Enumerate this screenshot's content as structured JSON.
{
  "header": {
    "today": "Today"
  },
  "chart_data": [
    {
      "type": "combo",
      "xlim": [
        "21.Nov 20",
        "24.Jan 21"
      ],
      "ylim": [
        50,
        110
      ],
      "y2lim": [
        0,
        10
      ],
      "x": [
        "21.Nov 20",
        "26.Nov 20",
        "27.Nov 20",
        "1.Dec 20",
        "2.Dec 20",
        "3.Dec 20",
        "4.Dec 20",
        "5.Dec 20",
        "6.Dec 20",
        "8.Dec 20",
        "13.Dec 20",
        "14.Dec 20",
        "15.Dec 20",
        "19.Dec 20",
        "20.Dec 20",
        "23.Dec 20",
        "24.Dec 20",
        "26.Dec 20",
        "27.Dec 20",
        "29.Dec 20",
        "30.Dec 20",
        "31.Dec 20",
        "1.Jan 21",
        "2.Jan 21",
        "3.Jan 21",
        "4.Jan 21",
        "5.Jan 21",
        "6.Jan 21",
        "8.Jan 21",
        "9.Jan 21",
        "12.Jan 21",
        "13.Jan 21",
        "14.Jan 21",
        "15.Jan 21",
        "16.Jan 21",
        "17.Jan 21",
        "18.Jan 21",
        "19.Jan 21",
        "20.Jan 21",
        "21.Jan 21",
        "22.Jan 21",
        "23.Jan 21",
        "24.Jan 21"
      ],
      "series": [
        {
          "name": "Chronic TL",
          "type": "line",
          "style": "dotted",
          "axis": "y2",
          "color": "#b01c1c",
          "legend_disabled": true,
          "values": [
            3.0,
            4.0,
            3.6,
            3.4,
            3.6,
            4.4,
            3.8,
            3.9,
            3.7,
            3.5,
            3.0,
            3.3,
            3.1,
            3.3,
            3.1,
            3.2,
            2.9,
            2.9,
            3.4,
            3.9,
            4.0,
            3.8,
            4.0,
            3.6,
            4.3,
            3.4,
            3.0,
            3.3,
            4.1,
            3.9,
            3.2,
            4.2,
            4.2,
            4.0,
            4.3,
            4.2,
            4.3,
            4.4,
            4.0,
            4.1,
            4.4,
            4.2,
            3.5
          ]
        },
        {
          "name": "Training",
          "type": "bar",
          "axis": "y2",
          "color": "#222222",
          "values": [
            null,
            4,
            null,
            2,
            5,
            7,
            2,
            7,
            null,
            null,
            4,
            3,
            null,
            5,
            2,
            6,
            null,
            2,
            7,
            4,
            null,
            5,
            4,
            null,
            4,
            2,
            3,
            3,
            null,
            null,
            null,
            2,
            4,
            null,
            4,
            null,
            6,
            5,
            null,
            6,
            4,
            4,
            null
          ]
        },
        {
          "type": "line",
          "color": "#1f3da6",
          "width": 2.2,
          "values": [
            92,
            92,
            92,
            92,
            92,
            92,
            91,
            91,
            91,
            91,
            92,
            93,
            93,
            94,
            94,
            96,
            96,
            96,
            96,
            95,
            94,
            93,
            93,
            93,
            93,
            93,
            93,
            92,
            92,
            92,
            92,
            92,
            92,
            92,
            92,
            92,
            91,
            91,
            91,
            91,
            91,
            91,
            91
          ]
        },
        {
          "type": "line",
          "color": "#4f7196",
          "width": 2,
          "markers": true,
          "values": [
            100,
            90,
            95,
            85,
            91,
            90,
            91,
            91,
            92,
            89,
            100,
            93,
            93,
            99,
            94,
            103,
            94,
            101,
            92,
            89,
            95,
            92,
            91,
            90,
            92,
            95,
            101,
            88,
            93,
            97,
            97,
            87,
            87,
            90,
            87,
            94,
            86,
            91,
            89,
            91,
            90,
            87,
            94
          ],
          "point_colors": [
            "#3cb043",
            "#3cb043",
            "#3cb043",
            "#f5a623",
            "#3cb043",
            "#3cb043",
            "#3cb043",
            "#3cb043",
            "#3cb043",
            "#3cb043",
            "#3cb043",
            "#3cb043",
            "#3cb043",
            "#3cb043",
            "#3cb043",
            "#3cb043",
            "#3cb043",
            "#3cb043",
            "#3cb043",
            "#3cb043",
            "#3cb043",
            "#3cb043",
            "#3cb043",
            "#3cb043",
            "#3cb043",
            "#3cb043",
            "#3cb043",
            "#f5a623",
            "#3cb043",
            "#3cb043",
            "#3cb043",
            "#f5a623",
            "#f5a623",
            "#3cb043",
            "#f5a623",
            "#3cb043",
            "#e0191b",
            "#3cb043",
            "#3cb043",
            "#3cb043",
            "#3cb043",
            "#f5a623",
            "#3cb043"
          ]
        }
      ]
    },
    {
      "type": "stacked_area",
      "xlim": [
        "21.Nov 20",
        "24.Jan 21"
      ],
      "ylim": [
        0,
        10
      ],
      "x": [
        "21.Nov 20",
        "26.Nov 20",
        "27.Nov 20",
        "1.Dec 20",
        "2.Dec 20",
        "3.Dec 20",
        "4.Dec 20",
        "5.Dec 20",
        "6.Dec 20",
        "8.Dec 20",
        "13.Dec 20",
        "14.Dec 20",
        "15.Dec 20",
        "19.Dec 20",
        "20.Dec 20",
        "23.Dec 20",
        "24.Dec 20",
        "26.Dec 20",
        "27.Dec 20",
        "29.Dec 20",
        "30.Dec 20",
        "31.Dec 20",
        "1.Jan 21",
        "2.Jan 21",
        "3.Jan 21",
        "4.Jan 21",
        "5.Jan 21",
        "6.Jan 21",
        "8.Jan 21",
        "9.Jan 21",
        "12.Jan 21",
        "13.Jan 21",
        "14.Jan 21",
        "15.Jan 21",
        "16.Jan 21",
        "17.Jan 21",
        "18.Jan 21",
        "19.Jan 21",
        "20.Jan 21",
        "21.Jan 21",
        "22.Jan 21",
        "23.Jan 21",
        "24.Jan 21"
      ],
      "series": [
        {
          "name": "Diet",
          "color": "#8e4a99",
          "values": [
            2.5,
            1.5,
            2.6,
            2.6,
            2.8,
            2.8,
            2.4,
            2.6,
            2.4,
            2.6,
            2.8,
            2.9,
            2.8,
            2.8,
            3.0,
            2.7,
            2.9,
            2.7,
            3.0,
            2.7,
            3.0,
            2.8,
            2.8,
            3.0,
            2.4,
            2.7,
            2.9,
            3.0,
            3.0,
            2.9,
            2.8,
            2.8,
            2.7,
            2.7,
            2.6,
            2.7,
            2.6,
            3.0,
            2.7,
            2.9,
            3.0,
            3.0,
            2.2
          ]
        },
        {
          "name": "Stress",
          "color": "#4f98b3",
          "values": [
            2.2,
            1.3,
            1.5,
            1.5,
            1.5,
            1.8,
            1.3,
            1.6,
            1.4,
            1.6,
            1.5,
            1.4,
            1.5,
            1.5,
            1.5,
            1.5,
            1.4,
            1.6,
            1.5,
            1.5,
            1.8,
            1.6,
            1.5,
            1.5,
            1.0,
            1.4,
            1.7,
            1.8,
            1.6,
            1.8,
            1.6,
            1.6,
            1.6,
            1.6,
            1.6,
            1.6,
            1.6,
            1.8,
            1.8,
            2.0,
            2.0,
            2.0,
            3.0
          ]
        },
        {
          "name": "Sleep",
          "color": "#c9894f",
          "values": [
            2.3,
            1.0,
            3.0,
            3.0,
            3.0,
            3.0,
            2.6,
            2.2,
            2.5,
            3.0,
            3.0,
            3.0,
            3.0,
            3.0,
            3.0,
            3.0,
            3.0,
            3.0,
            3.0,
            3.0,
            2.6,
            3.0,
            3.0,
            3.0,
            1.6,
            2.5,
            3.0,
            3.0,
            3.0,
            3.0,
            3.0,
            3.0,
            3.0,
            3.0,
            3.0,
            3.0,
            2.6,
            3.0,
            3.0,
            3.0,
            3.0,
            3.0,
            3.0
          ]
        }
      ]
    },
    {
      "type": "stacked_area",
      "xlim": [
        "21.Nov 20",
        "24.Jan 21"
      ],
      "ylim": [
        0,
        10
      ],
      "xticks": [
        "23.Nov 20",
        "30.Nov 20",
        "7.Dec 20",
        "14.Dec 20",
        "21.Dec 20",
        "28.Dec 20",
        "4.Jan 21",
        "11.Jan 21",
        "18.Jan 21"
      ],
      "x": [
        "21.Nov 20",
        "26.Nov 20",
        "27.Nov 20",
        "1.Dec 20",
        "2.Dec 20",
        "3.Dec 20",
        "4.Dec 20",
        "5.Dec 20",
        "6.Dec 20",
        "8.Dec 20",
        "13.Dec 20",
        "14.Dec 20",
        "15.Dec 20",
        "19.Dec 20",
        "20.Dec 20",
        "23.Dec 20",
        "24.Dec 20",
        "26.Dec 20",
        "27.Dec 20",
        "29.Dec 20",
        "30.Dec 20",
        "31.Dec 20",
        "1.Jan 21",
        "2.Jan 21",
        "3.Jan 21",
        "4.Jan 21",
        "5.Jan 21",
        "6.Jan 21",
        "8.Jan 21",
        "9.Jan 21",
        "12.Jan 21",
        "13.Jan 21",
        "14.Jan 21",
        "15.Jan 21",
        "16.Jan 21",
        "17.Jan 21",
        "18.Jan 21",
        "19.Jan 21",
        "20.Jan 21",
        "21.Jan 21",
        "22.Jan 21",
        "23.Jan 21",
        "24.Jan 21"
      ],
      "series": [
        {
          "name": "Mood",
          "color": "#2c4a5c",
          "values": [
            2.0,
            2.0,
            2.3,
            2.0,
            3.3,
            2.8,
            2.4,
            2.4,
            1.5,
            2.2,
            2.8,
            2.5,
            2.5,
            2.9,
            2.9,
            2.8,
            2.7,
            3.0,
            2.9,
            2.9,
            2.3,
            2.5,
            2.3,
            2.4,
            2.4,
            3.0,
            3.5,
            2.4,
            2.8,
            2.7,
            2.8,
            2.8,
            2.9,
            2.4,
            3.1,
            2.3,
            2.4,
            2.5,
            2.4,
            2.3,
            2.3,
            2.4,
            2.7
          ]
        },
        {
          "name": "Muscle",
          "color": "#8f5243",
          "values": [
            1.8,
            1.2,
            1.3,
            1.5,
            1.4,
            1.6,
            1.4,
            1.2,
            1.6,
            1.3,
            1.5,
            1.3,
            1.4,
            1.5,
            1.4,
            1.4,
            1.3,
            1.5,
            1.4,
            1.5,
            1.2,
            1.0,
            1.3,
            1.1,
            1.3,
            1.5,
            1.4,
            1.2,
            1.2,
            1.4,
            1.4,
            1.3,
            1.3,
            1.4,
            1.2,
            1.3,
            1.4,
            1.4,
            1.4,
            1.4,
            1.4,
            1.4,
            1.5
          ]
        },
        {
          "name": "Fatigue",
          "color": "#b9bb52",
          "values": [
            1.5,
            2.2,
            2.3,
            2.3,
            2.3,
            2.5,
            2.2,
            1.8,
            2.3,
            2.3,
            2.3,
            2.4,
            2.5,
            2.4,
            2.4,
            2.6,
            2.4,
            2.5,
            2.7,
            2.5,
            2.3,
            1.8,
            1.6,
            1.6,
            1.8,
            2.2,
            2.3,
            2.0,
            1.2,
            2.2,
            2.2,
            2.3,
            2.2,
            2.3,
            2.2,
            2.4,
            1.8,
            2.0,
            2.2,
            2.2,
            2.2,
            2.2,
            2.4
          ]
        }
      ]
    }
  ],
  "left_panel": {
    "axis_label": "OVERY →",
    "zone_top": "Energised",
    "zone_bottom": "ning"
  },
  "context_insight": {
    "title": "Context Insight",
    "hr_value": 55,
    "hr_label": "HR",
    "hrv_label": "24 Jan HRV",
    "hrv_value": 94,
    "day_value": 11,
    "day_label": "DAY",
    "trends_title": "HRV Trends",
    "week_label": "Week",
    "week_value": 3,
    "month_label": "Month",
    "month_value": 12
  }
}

* _Required work_
Write only the number of lines in the records that include the word "name".

* _Written answer_
8